§ OBJECTIVE:
Your task is to copy every line of the entries that contains "Risk".

§ DATA IN THIS EXERCISE:
┄┄┄┄┄┄┄┄┄┄┄┄┄┄┄┄┄┄┄┄
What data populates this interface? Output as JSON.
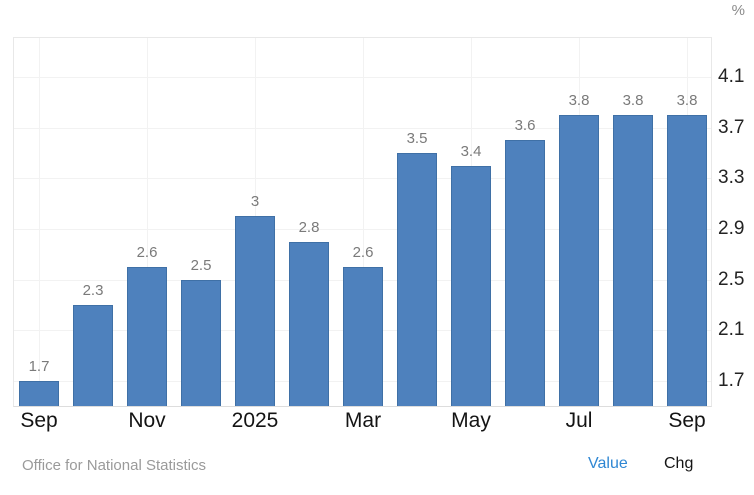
{
  "chart_data": {
    "type": "bar",
    "title": "",
    "unit": "%",
    "values": [
      1.7,
      2.3,
      2.6,
      2.5,
      3,
      2.8,
      2.6,
      3.5,
      3.4,
      3.6,
      3.8,
      3.8,
      3.8
    ],
    "bar_labels": [
      "1.7",
      "2.3",
      "2.6",
      "2.5",
      "3",
      "2.8",
      "2.6",
      "3.5",
      "3.4",
      "3.6",
      "3.8",
      "3.8",
      "3.8"
    ],
    "x_tick_labels": [
      "Sep",
      "Nov",
      "2025",
      "Mar",
      "May",
      "Jul",
      "Sep"
    ],
    "x_tick_bar_indices": [
      0,
      2,
      4,
      6,
      8,
      10,
      12
    ],
    "y_ticks": [
      1.7,
      2.1,
      2.5,
      2.9,
      3.3,
      3.7,
      4.1
    ],
    "ylim": [
      1.5,
      4.41
    ],
    "grid": "on",
    "legend_position": "none",
    "bar_color": "#4e81bd",
    "bar_border_color": "#3f70a6"
  },
  "footer": {
    "source_label": "Office for National Statistics",
    "value_label": "Value",
    "chg_label": "Chg",
    "value_color": "#2f87d3"
  }
}
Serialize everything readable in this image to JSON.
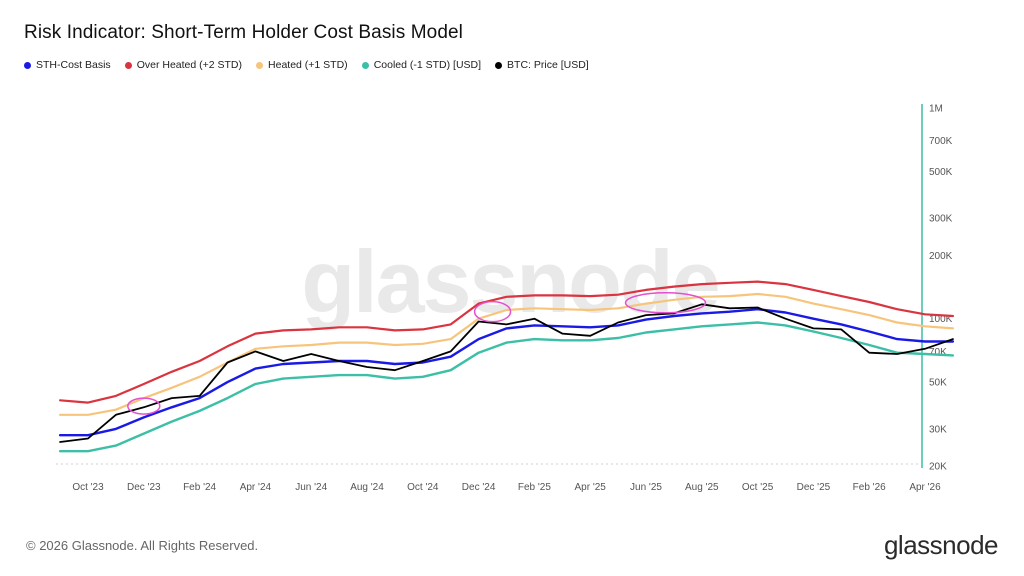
{
  "title": "Risk Indicator: Short-Term Holder Cost Basis Model",
  "footer": {
    "copyright": "© 2026 Glassnode. All Rights Reserved.",
    "logo": "glassnode",
    "watermark": "glassnode"
  },
  "chart_data": {
    "type": "line",
    "title": "Risk Indicator: Short-Term Holder Cost Basis Model",
    "x_ticks": [
      "Oct '23",
      "Dec '23",
      "Feb '24",
      "Apr '24",
      "Jun '24",
      "Aug '24",
      "Oct '24",
      "Dec '24",
      "Feb '25",
      "Apr '25",
      "Jun '25",
      "Aug '25",
      "Oct '25",
      "Dec '25",
      "Feb '26",
      "Apr '26"
    ],
    "y_scale": "log",
    "y_ticks": [
      {
        "value": 20000,
        "label": "20K"
      },
      {
        "value": 30000,
        "label": "30K"
      },
      {
        "value": 50000,
        "label": "50K"
      },
      {
        "value": 70000,
        "label": "70K"
      },
      {
        "value": 100000,
        "label": "100K"
      },
      {
        "value": 200000,
        "label": "200K"
      },
      {
        "value": 300000,
        "label": "300K"
      },
      {
        "value": 500000,
        "label": "500K"
      },
      {
        "value": 700000,
        "label": "700K"
      },
      {
        "value": 1000000,
        "label": "1M"
      }
    ],
    "ylim": [
      20000,
      1000000
    ],
    "x": [
      "2023-09-01",
      "2023-10-01",
      "2023-11-01",
      "2023-12-01",
      "2024-01-01",
      "2024-02-01",
      "2024-03-01",
      "2024-04-01",
      "2024-05-01",
      "2024-06-01",
      "2024-07-01",
      "2024-08-01",
      "2024-09-01",
      "2024-10-01",
      "2024-11-01",
      "2024-12-01",
      "2025-01-01",
      "2025-02-01",
      "2025-03-01",
      "2025-04-01",
      "2025-05-01",
      "2025-06-01",
      "2025-07-01",
      "2025-08-01",
      "2025-09-01",
      "2025-10-01",
      "2025-11-01",
      "2025-12-01",
      "2026-01-01",
      "2026-02-01",
      "2026-03-01",
      "2026-04-01",
      "2026-05-01"
    ],
    "series": [
      {
        "name": "STH-Cost Basis",
        "color": "#1a1ae6",
        "values": [
          28000,
          28000,
          30000,
          34000,
          38000,
          42000,
          50000,
          58000,
          61000,
          62000,
          63000,
          63000,
          61000,
          62000,
          66000,
          80000,
          90000,
          93000,
          92000,
          91000,
          93000,
          99000,
          103000,
          106000,
          108000,
          111000,
          107000,
          100000,
          94000,
          87000,
          80000,
          78000,
          78000
        ]
      },
      {
        "name": "Over Heated (+2 STD)",
        "color": "#d9343f",
        "values": [
          41000,
          40000,
          43000,
          49000,
          56000,
          63000,
          74000,
          85000,
          88000,
          89000,
          91000,
          91000,
          88000,
          89000,
          94000,
          118000,
          127000,
          129000,
          129000,
          128000,
          130000,
          137000,
          142000,
          146000,
          148000,
          150000,
          146000,
          137000,
          128000,
          120000,
          111000,
          105000,
          103000
        ]
      },
      {
        "name": "Heated (+1 STD)",
        "color": "#f7c47c",
        "values": [
          35000,
          35000,
          37000,
          42000,
          47000,
          53000,
          62000,
          72000,
          74000,
          75000,
          77000,
          77000,
          75000,
          76000,
          80000,
          100000,
          110000,
          112000,
          111000,
          110000,
          112000,
          118000,
          123000,
          127000,
          128000,
          131000,
          127000,
          118000,
          111000,
          104000,
          96000,
          92000,
          90000
        ]
      },
      {
        "name": "Cooled (-1 STD) [USD]",
        "color": "#3cbfa6",
        "values": [
          23500,
          23500,
          25000,
          28500,
          32500,
          36500,
          42000,
          49000,
          52000,
          53000,
          54000,
          54000,
          52000,
          53000,
          57000,
          69000,
          77000,
          80000,
          79000,
          79000,
          81000,
          86000,
          89000,
          92000,
          94000,
          96000,
          93000,
          87000,
          81000,
          75000,
          69000,
          68000,
          67000
        ]
      },
      {
        "name": "BTC: Price [USD]",
        "color": "#000000",
        "values": [
          26000,
          27000,
          35000,
          38000,
          42000,
          43000,
          62000,
          70000,
          63000,
          68000,
          63000,
          59000,
          57000,
          63000,
          70000,
          97000,
          94000,
          100000,
          85000,
          83000,
          96000,
          104000,
          106000,
          117000,
          112000,
          113000,
          100000,
          90000,
          89000,
          69000,
          68000,
          72000,
          80000
        ]
      }
    ]
  }
}
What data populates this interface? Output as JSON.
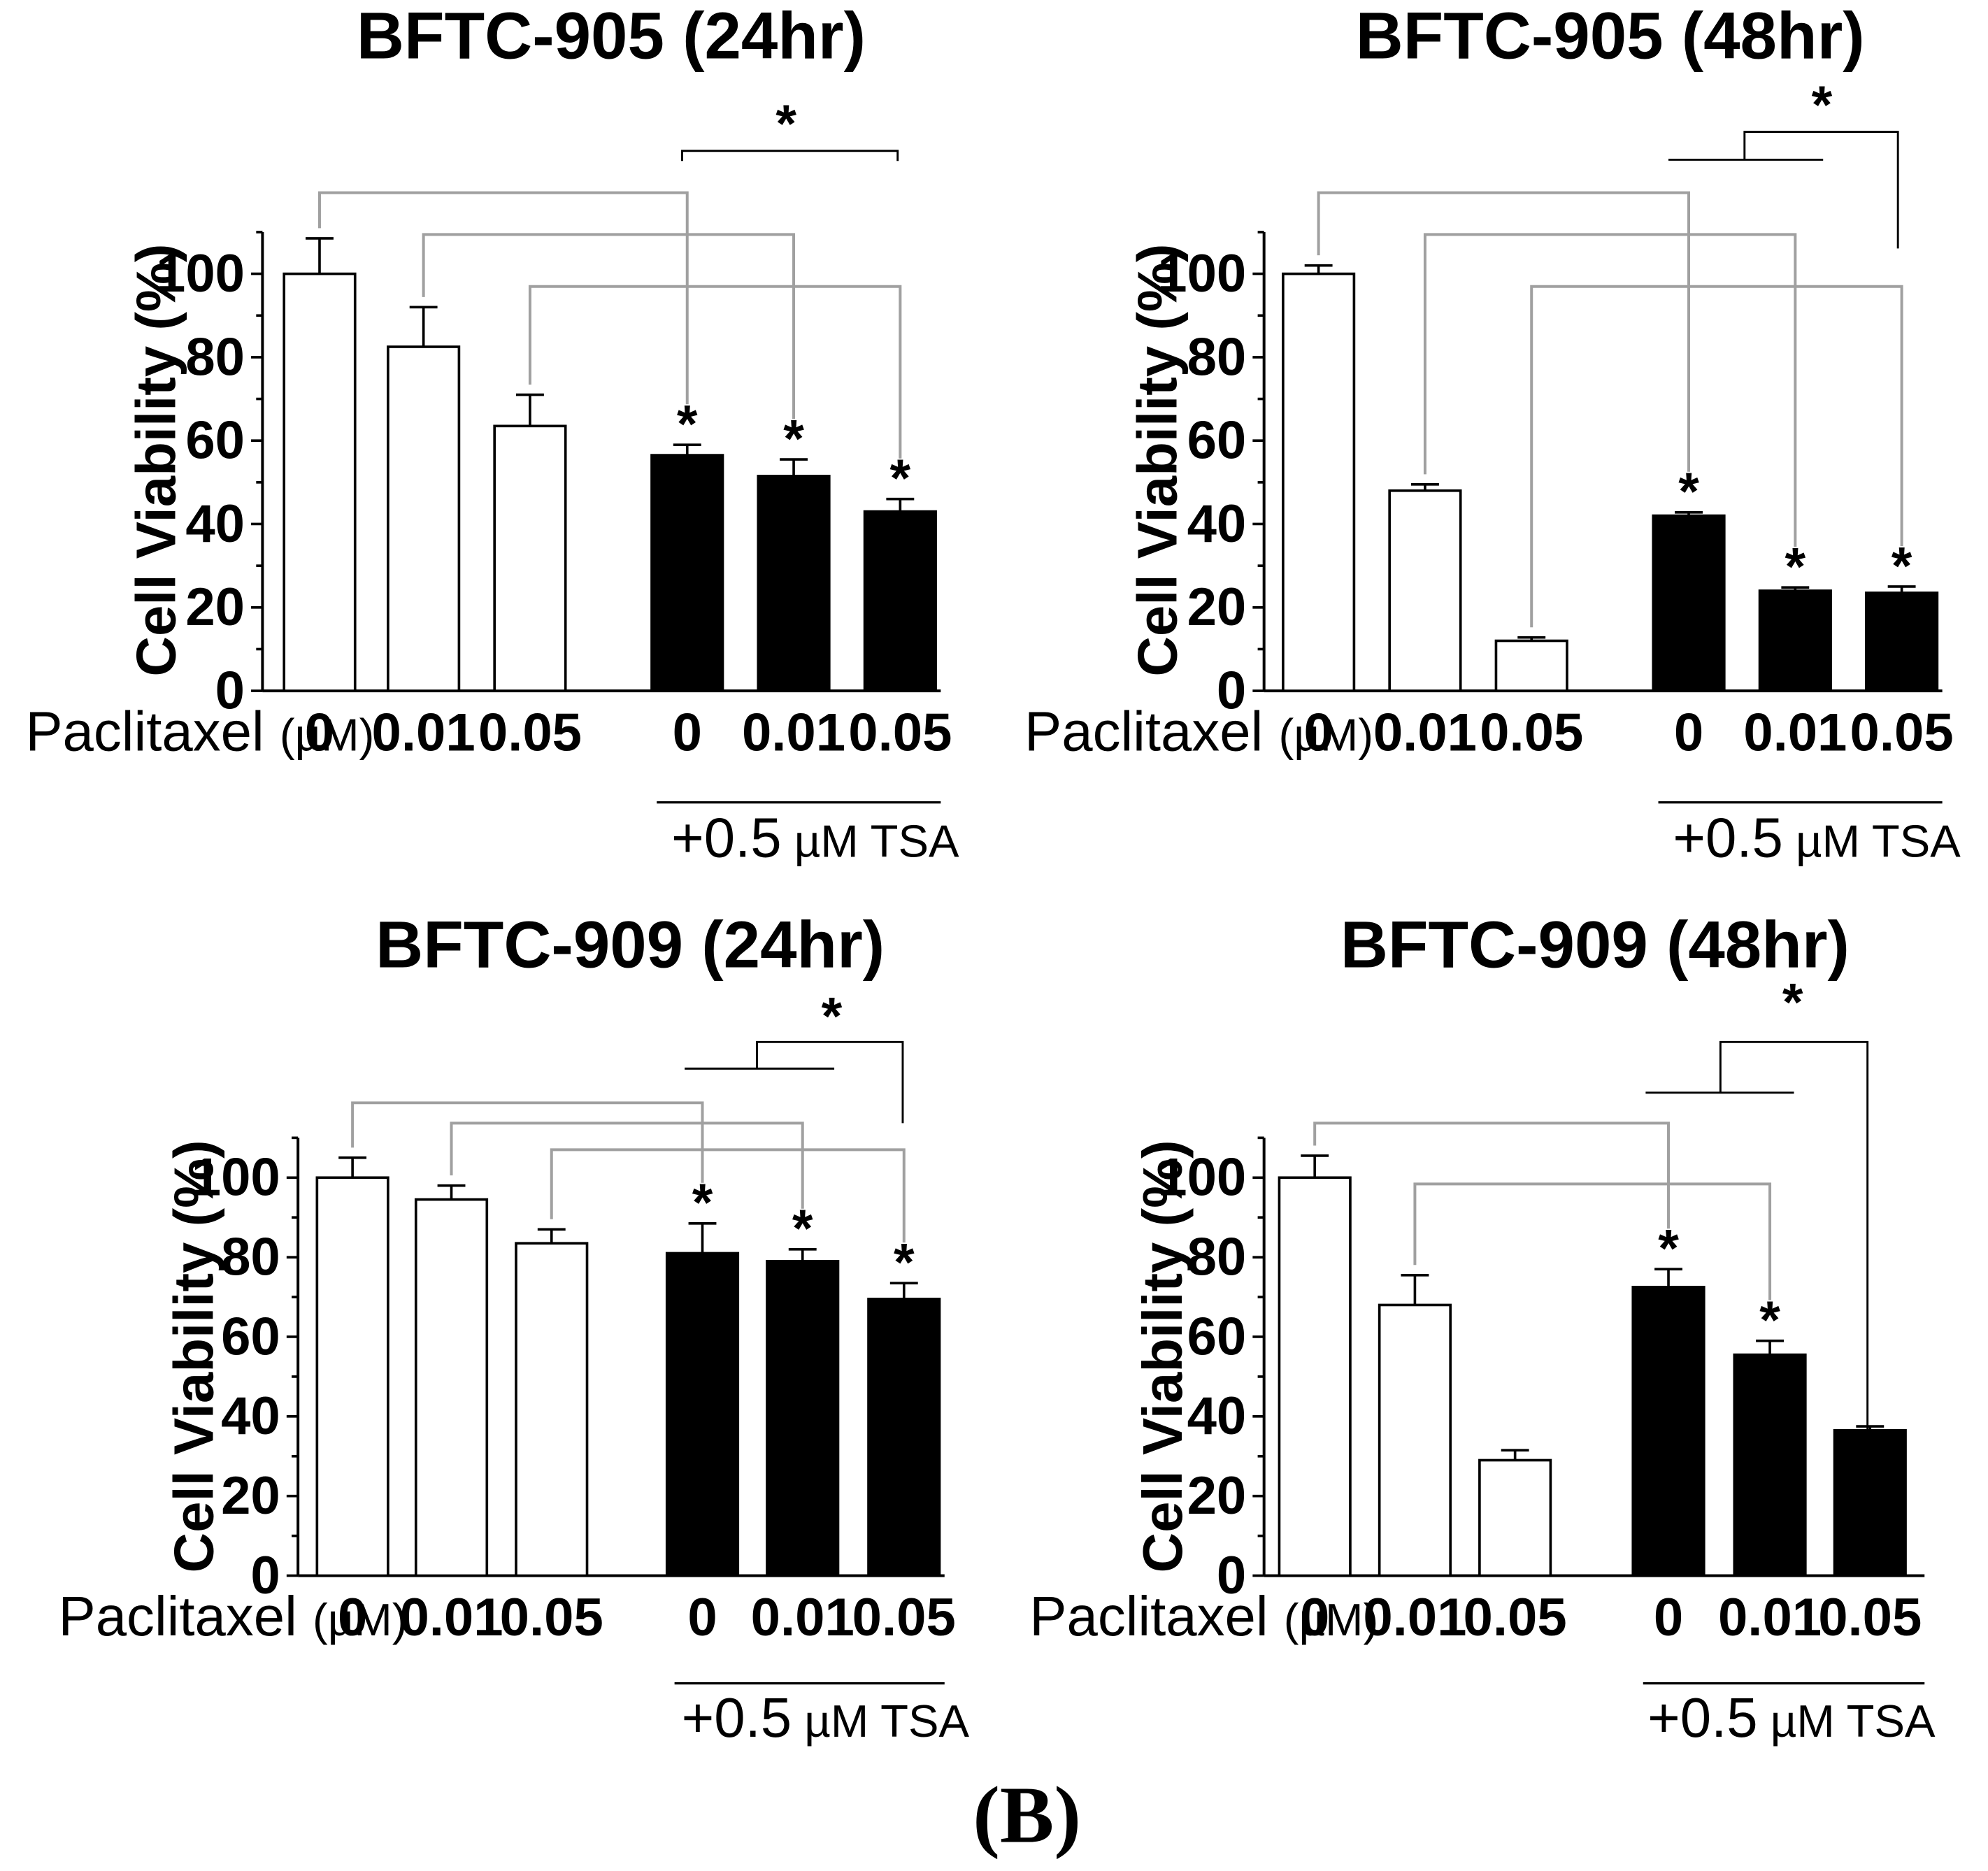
{
  "panel_label": {
    "open": "(",
    "letter": "B",
    "close": ")"
  },
  "chart_data": [
    {
      "type": "bar",
      "title": "BFTC-905 (24hr)",
      "xlabel": "",
      "ylabel": "Cell Viability (%)",
      "ylim": [
        0,
        110
      ],
      "yticks": [
        0,
        20,
        40,
        60,
        80,
        100
      ],
      "row_label": "Paclitaxel",
      "row_unit": "(µM)",
      "categories": [
        "0",
        "0.01",
        "0.05",
        "0",
        "0.01",
        "0.05"
      ],
      "values": [
        100,
        82.5,
        63.5,
        56.5,
        51.5,
        43
      ],
      "errors": [
        8.5,
        9.5,
        7.5,
        2.5,
        4.0,
        3.0
      ],
      "fill": [
        "white",
        "white",
        "white",
        "black",
        "black",
        "black"
      ],
      "bar_stars": [
        "",
        "",
        "",
        "*",
        "*",
        "*"
      ],
      "group_label": "+0.5 µM TSA",
      "comparison_star": "*"
    },
    {
      "type": "bar",
      "title": "BFTC-905 (48hr)",
      "xlabel": "",
      "ylabel": "Cell Viability (%)",
      "ylim": [
        0,
        110
      ],
      "yticks": [
        0,
        20,
        40,
        60,
        80,
        100
      ],
      "row_label": "Paclitaxel",
      "row_unit": "(µM)",
      "categories": [
        "0",
        "0.01",
        "0.05",
        "0",
        "0.01",
        "0.05"
      ],
      "values": [
        100,
        48,
        12,
        42,
        24,
        23.5
      ],
      "errors": [
        2.0,
        1.5,
        0.8,
        0.8,
        0.8,
        1.5
      ],
      "fill": [
        "white",
        "white",
        "white",
        "black",
        "black",
        "black"
      ],
      "bar_stars": [
        "",
        "",
        "",
        "*",
        "*",
        "*"
      ],
      "group_label": "+0.5 µM TSA",
      "comparison_star": "*"
    },
    {
      "type": "bar",
      "title": "BFTC-909 (24hr)",
      "xlabel": "",
      "ylabel": "Cell Viability (%)",
      "ylim": [
        0,
        110
      ],
      "yticks": [
        0,
        20,
        40,
        60,
        80,
        100
      ],
      "row_label": "Paclitaxel",
      "row_unit": "(µM)",
      "categories": [
        "0",
        "0.01",
        "0.05",
        "0",
        "0.01",
        "0.05"
      ],
      "values": [
        100,
        94.5,
        83.5,
        81,
        79,
        69.5
      ],
      "errors": [
        5.0,
        3.5,
        3.5,
        7.5,
        3.0,
        4.0
      ],
      "fill": [
        "white",
        "white",
        "white",
        "black",
        "black",
        "black"
      ],
      "bar_stars": [
        "",
        "",
        "",
        "*",
        "*",
        "*"
      ],
      "group_label": "+0.5 µM TSA",
      "comparison_star": "*"
    },
    {
      "type": "bar",
      "title": "BFTC-909 (48hr)",
      "xlabel": "",
      "ylabel": "Cell Viability (%)",
      "ylim": [
        0,
        110
      ],
      "yticks": [
        0,
        20,
        40,
        60,
        80,
        100
      ],
      "row_label": "Paclitaxel",
      "row_unit": "(µM)",
      "categories": [
        "0",
        "0.01",
        "0.05",
        "0",
        "0.01",
        "0.05"
      ],
      "values": [
        100,
        68,
        29,
        72.5,
        55.5,
        36.5
      ],
      "errors": [
        5.5,
        7.5,
        2.5,
        4.5,
        3.5,
        1.0
      ],
      "fill": [
        "white",
        "white",
        "white",
        "black",
        "black",
        "black"
      ],
      "bar_stars": [
        "",
        "",
        "",
        "*",
        "*",
        ""
      ],
      "group_label": "+0.5 µM TSA",
      "comparison_star": "*"
    }
  ]
}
┄┄┄┄┄┄┄┄┄┄┄┄┄┄┄┄┄┄┄┄
§ EXERCISE ANSWER:
  "title": "Risk Indicator: Short-Term Holder Cost Basis Model",
    "title": "Risk Indicator: Short-Term Holder Cost Basis Model",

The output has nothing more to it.